Data records:
◆ ◆ ◆ ◆ ◆ ◆ ◆

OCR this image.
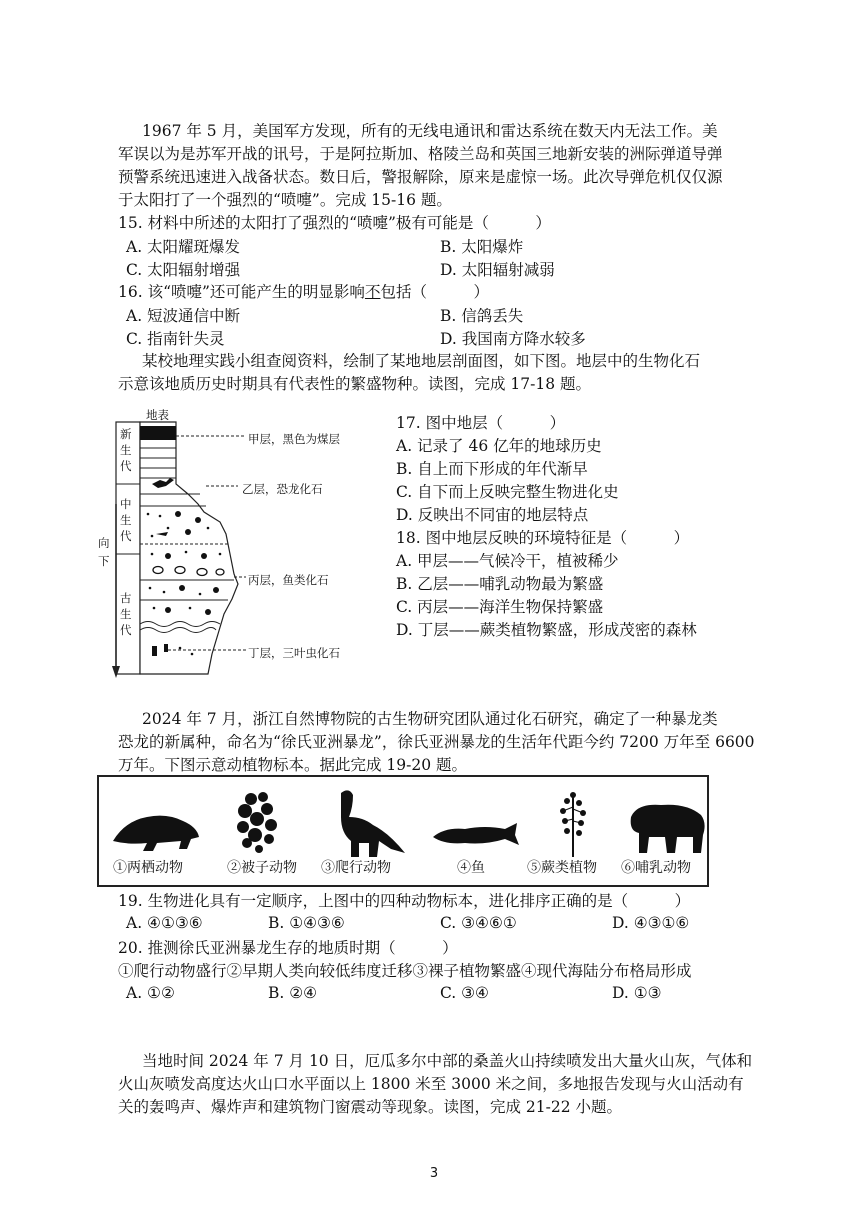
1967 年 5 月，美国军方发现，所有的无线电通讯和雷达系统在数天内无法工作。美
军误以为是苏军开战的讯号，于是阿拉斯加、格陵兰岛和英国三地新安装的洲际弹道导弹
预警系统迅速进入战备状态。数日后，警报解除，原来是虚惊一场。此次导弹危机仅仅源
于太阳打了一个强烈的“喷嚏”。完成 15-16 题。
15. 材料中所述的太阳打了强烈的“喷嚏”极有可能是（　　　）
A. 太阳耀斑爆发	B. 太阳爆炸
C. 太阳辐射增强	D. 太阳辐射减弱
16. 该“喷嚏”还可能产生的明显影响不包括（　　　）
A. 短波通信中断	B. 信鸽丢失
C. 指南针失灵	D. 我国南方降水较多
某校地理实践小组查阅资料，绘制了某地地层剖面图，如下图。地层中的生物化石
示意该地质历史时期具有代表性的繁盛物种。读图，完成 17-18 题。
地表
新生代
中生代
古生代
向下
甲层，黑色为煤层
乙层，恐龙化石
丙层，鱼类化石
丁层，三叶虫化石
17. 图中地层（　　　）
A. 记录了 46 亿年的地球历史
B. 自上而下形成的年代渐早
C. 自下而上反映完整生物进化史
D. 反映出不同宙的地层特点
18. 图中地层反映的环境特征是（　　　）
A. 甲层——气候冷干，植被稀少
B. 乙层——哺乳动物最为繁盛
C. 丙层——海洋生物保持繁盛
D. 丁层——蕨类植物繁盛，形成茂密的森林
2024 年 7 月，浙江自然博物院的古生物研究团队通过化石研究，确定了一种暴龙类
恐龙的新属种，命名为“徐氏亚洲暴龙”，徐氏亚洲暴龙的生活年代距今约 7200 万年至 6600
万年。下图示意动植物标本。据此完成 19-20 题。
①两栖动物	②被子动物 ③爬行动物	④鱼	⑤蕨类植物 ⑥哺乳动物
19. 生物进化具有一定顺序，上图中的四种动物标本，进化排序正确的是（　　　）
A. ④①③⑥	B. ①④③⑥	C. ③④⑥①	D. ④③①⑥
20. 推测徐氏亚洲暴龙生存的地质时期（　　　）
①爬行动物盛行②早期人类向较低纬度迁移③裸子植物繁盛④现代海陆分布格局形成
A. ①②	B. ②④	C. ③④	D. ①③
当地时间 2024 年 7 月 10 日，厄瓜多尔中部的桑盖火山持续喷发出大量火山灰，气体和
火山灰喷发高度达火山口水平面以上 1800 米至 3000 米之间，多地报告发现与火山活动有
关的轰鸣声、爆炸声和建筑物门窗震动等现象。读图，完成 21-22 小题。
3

◆ ◆ ◆ ◆ ◆ ◆ ◆

**AIM OF THE TASK**
Reproduce the data verbatim. Do not carry any picture into the copy.

**PROBLEM SOLUTION**
OCR this image.
1967 年 5 月，美国军方发现，所有的无线电通讯和雷达系统在数天内无法工作。美
军误以为是苏军开战的讯号，于是阿拉斯加、格陵兰岛和英国三地新安装的洲际弹道导弹
预警系统迅速进入战备状态。数日后，警报解除，原来是虚惊一场。此次导弹危机仅仅源
于太阳打了一个强烈的“喷嚏”。完成 15-16 题。
15. 材料中所述的太阳打了强烈的“喷嚏”极有可能是（　　　）
A. 太阳耀斑爆发	B. 太阳爆炸
C. 太阳辐射增强	D. 太阳辐射减弱
16. 该“喷嚏”还可能产生的明显影响不包括（　　　）
A. 短波通信中断	B. 信鸽丢失
C. 指南针失灵	D. 我国南方降水较多
某校地理实践小组查阅资料，绘制了某地地层剖面图，如下图。地层中的生物化石
示意该地质历史时期具有代表性的繁盛物种。读图，完成 17-18 题。
地表
新生代
中生代
古生代
向下
甲层，黑色为煤层
乙层，恐龙化石
丙层，鱼类化石
丁层，三叶虫化石
17. 图中地层（　　　）
A. 记录了 46 亿年的地球历史
B. 自上而下形成的年代渐早
C. 自下而上反映完整生物进化史
D. 反映出不同宙的地层特点
18. 图中地层反映的环境特征是（　　　）
A. 甲层——气候冷干，植被稀少
B. 乙层——哺乳动物最为繁盛
C. 丙层——海洋生物保持繁盛
D. 丁层——蕨类植物繁盛，形成茂密的森林
2024 年 7 月，浙江自然博物院的古生物研究团队通过化石研究，确定了一种暴龙类
恐龙的新属种，命名为“徐氏亚洲暴龙”，徐氏亚洲暴龙的生活年代距今约 7200 万年至 6600
万年。下图示意动植物标本。据此完成 19-20 题。
①两栖动物	②被子动物 ③爬行动物	④鱼	⑤蕨类植物 ⑥哺乳动物
19. 生物进化具有一定顺序，上图中的四种动物标本，进化排序正确的是（　　　）
A. ④①③⑥	B. ①④③⑥	C. ③④⑥①	D. ④③①⑥
20. 推测徐氏亚洲暴龙生存的地质时期（　　　）
①爬行动物盛行②早期人类向较低纬度迁移③裸子植物繁盛④现代海陆分布格局形成
A. ①②	B. ②④	C. ③④	D. ①③
当地时间 2024 年 7 月 10 日，厄瓜多尔中部的桑盖火山持续喷发出大量火山灰，气体和
火山灰喷发高度达火山口水平面以上 1800 米至 3000 米之间，多地报告发现与火山活动有
关的轰鸣声、爆炸声和建筑物门窗震动等现象。读图，完成 21-22 小题。
3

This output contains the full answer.